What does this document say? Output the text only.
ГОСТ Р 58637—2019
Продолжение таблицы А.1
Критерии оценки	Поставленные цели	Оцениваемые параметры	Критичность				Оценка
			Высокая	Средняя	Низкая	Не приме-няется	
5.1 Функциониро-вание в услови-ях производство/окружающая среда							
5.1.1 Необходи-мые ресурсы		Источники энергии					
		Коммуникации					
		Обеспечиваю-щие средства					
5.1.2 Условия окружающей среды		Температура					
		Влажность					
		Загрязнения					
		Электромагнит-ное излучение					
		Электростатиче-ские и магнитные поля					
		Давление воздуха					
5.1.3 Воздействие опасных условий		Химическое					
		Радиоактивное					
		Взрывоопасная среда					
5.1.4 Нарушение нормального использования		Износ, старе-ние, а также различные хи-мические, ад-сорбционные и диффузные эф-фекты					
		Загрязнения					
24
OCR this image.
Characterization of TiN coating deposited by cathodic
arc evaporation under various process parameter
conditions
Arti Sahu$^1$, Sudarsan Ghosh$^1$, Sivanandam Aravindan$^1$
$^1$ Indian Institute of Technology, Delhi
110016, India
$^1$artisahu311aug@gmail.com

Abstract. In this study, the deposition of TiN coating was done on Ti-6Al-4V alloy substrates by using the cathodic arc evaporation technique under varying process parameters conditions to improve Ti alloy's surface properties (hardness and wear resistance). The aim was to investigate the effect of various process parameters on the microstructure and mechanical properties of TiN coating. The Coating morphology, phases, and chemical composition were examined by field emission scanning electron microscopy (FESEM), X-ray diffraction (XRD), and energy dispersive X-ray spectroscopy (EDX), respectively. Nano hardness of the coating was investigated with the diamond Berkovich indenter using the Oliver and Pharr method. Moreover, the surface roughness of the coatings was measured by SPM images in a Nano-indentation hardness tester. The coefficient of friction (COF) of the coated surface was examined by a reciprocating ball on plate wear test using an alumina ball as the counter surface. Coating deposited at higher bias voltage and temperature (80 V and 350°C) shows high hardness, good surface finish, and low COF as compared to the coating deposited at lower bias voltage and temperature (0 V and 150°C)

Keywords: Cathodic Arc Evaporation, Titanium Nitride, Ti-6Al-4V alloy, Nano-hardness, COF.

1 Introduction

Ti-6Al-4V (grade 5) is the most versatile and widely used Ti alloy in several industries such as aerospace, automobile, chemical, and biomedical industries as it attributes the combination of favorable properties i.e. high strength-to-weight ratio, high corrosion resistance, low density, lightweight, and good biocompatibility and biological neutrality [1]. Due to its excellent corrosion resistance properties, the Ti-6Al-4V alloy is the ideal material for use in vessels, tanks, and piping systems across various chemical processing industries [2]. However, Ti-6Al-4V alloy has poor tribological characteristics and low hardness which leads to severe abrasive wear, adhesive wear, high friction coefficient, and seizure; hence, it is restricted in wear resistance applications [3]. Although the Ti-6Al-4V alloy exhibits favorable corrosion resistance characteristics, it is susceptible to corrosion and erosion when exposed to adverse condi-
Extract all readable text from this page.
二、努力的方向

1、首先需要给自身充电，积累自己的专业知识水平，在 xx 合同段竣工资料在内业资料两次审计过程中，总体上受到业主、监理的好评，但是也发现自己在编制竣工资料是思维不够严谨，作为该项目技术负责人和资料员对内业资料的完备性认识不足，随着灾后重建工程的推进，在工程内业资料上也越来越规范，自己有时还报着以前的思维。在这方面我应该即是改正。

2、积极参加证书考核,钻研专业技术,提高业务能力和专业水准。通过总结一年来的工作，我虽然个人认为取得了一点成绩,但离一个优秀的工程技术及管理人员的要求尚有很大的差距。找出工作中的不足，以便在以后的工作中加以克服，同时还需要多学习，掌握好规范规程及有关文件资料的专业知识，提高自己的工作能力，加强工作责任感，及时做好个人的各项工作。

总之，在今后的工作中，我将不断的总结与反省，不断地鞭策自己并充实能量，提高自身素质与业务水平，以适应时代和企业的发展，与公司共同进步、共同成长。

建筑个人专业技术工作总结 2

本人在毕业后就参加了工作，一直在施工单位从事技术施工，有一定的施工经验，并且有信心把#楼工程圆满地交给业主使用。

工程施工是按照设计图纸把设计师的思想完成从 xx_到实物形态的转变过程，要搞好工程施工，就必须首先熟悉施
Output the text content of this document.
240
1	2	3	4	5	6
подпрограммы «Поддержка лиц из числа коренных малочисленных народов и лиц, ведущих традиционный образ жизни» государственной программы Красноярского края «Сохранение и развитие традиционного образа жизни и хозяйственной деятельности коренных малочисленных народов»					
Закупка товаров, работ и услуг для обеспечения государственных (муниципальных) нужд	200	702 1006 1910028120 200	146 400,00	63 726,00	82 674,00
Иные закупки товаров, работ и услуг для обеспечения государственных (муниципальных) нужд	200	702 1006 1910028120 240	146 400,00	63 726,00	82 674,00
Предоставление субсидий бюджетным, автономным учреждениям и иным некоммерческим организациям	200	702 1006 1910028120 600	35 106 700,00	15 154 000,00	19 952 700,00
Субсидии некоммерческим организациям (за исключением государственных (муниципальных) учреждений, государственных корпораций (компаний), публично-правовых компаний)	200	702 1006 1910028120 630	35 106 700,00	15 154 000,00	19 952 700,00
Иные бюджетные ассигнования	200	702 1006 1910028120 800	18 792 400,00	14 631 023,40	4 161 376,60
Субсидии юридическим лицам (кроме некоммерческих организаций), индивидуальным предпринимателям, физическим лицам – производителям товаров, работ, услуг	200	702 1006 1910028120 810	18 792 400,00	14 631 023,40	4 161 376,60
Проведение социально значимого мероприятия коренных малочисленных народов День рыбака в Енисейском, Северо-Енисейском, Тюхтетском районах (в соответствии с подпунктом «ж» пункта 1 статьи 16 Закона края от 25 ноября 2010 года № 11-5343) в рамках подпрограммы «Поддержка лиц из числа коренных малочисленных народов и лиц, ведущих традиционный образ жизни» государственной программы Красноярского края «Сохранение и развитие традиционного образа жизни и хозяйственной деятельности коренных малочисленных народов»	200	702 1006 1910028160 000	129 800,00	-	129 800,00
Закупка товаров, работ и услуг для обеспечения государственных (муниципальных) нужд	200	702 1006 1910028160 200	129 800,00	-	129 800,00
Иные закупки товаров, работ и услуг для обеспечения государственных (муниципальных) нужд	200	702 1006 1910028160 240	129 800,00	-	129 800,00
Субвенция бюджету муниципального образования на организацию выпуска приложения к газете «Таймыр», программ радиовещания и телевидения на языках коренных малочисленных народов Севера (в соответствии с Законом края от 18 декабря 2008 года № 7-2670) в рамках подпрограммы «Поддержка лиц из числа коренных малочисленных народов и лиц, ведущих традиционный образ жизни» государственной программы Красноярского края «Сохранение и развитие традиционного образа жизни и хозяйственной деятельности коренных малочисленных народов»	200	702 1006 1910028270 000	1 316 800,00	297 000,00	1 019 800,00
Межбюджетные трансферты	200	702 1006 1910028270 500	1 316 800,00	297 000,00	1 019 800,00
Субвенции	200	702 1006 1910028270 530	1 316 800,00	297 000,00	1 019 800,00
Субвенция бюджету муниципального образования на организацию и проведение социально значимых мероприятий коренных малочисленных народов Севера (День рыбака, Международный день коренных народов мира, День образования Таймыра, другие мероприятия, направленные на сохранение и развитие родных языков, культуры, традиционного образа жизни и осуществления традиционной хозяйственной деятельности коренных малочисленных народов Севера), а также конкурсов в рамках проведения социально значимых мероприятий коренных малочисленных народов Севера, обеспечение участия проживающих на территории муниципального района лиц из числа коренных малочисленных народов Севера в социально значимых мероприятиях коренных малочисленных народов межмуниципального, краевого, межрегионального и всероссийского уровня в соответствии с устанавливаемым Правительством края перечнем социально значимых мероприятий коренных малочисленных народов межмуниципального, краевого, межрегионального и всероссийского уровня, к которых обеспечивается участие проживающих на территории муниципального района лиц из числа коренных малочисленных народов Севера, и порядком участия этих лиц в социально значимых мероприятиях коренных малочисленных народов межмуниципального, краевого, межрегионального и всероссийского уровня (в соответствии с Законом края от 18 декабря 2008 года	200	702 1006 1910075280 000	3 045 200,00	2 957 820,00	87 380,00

→ **Task instructions**: Among the lines of the listing, how many hold the string "закупки"? Respond with only the number.

→ **Complete response**: 2